L425 Yes, this process can produce high d34S.  And you need to produce sulfide.  But these compositions scatter along the d34S space suggesting a variety of samples of the Rayleigh fractionation.  It’s not just a mixing end member.  Plus there can be multistage Raleigh.  But I’m still perturbed about the subsequent overprint of isotopically distinct pyrite.  How did this solution get in?

L441 “We associate these structures with the fossilization of microorganisms.”  Might be a step too far. But at least refer to some Phanerozoic examples that are clear.

L452 Lay out the detail of this association.

L461 The arguments need to be carefully laid out.  Too many conclusions and assertions presented.

L476 “Although the fact of the existence of microorganisms in the Archaean …”  Yes, but relating this to the signatures in the rocks is key.

L511 “The present results can enhance understanding of sulfur cycling and microbial life in the Mesoarchean”.  Without the d36S data it only adds to the complexity.

L528  I liked the Appendix and think some of it could be used in the sample descriptions.

L537 “This resulted in the formation of a fine-grained texture”  May need more explanation.

L539 No images with etching.  No images of analytical spots.

L549 “Pyrite crystallized from shallow or interstitial waters of sedimentary host-rocks while they were being locally enriched with ore elements.”  This is an example of a declaration/assertion that is literally incorrect.   Yes, the general context is correct, but this paper is about the specific relationships.  In detail, what is shallow water in this context?  Why do they need to be undergoing local enrichment?  Pyrite is meant to be crystallised during microbial reduction. Phrasing needs to be exact.

 

Author Response

Please see the attachment.

→ **Extracted records**
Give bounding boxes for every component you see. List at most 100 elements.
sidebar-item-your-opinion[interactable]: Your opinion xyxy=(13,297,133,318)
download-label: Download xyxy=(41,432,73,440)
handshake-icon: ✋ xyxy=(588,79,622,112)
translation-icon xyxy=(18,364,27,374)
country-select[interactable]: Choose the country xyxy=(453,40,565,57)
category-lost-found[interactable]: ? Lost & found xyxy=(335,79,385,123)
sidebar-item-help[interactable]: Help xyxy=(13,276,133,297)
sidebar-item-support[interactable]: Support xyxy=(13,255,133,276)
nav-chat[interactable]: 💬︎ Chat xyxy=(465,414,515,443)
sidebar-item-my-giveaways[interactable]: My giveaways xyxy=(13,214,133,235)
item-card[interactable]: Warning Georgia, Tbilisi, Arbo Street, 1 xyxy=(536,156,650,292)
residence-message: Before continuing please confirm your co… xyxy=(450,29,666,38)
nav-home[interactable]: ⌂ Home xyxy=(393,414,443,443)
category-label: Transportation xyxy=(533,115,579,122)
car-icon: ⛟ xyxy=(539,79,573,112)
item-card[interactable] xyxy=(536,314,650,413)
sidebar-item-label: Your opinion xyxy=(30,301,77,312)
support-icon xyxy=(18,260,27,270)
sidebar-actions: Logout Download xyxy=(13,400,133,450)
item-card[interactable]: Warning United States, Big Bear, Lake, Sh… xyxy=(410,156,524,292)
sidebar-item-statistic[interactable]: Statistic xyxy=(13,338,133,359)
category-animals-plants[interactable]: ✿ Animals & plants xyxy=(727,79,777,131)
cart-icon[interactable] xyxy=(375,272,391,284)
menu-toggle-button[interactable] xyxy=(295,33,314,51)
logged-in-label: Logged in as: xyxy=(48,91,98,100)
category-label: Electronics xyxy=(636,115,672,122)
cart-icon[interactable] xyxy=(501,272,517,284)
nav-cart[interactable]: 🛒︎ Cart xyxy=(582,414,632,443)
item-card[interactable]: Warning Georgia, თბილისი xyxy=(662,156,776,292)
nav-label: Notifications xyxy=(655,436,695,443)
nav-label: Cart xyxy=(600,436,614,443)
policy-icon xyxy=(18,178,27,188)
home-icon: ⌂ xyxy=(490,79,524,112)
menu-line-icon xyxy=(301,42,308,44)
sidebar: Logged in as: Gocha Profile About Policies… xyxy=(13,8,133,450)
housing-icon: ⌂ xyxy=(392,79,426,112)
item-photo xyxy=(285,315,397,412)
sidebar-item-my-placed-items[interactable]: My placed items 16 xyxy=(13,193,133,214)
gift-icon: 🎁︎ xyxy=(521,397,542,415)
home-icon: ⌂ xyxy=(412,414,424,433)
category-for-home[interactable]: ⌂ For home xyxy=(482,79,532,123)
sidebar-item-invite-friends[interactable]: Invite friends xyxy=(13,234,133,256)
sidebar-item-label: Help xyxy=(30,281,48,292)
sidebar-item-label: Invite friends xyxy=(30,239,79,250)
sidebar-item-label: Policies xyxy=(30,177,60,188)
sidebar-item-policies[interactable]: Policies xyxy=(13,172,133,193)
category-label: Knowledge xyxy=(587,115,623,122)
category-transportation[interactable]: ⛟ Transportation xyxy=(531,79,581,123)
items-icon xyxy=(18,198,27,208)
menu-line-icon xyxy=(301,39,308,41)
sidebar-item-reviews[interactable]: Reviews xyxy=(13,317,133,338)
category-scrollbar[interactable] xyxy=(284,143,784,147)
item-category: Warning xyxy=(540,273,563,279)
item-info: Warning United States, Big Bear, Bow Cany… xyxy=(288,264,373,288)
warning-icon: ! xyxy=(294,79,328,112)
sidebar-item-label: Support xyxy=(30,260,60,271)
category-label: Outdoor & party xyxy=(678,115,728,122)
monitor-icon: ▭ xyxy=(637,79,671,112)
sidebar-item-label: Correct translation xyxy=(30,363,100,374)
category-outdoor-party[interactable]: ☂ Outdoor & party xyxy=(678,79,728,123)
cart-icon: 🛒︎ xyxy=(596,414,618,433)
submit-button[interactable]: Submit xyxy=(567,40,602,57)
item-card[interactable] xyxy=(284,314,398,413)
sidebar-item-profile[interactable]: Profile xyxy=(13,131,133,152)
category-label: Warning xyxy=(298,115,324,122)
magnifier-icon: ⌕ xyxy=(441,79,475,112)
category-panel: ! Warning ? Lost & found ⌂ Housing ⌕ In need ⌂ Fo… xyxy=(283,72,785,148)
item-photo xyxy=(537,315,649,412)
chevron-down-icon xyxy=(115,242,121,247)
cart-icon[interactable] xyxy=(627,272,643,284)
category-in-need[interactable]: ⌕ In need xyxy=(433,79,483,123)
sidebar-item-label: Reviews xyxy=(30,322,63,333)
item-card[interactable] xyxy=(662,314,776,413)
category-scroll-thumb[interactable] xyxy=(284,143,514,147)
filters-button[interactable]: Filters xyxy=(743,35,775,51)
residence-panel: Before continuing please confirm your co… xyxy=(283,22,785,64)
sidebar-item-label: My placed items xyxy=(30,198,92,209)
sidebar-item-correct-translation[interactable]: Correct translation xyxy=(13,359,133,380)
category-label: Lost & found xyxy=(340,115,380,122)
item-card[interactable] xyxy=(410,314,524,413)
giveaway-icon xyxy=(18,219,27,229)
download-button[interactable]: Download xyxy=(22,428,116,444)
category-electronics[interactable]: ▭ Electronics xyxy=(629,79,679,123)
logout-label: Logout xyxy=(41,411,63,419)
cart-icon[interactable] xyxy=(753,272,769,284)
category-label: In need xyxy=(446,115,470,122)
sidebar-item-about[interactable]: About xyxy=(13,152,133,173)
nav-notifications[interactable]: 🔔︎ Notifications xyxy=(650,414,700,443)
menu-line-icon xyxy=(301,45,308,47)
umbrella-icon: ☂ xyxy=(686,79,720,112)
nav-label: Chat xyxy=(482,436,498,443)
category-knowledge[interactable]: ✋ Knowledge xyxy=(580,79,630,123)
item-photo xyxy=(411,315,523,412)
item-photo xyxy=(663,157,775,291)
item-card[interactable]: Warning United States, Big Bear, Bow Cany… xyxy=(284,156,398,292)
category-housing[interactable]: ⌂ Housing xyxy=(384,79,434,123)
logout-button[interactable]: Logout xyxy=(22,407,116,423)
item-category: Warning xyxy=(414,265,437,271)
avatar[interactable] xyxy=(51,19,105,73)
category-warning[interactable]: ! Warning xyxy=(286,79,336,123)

→ **Task directions**
Please resume the review comments on pyrite sulfur isotopes after their last sentence. The data stand apart from the review comments on pyrite sulfur isotopes.

→ **Output of the task**
Author Response File: Author Response.pdf

Reviewer 2 Report

The manuscript entitled “Multiple sulfur isotope evidence for microbially driven processes (bacterial sulfate reduction and sulfur disproportionation) operated in Mesoarchaean rocks of the Karelian Craton” examines sulfides from the ca. 2.8-billion-year-old (Mesoarchaean) volcanic-sedimentary Leksa massive sulfide deposit in the Fennoscandian Shield in NW Russia. Wider range of sulfur isotopes (δ34S) is reported compared to previous studies of Mesoarchaean sulfides – a feature that the authors link to microbial processes. The studied euhedral and colloidal pyrites also differ in their sulfur isotopic composition (Δ33S), which is linked to disproportionation of photochemically derived sulfur during the formation of the colloidal pyrites. The study is an important addition to Archaean sulfur isotope record with implications to early life and elemental cycles, and I recommend the manuscript for publication in Minerals after minor revision, as indicated line by line below:

Lines 2-4: The title can be shortened to “Multiple sulfur isotope evidence for bacterial sulfate reduction and sulfate disproportionation operated in Mesoarchaean rocks of the Karelian Craton”, thereby also avoiding the use of parenthesis.

Line 13: Sulfur isotope effects can be shortened to sulfur isotopes or alternatively “effects” should be replaced by “patterns”, “features” or characteristics”.

Line 14: "…this metabolism.." could be changed to "…sulfur metabolism…" for clarity.

Line 20: When rounded, the upper end of the δ34S range should be 33 rather than 32 (in Table A1 the sample H2/24.0 has δ34S of 32.7).

Line 71à The section “Material and Methods” should be moved after the section “Geological setting”, as it would be logical to introduce the geological background and site before giving details on the samples.

Line 72: It is not yet introduced where the site is, and the reader is thus puzzled where are these drill holes located. This can be fixed by changing the order of sections 2. and 3.

Line 107: You may refer here that more details on sulfide petrography are provided in the Appendix.

Line 145: 2+ should be in superscript.

Line 146: …determined by X-ray…

Line 150à The section “Geological setting” should be moved before the section “Material and Methods”

Line 152: Replace “They…” with “It is…”

Figure 2: In Figure 2A NK should be NC (Norrbotten Craton) as indicated in the figure text. In Figure 2B numbers adjacent to the legend should be moved in front of the boxes as in Figure 2A for clarity.

Line 174: Replace “them” with “it”.

Line 181: Replace “volcanic” with “volcanism”.

Line 186: … this study

Line 194: In which form does the carbon occur in these rocks? Carbonates? Graphite? Other? Please clarify.

Line 202: …sphalerite, and galena.

Figure 3: The symbol shown in the legend (box number 6) is not visible in the figures and can be removed. Explanation for the box number 7 is missing from the figure text.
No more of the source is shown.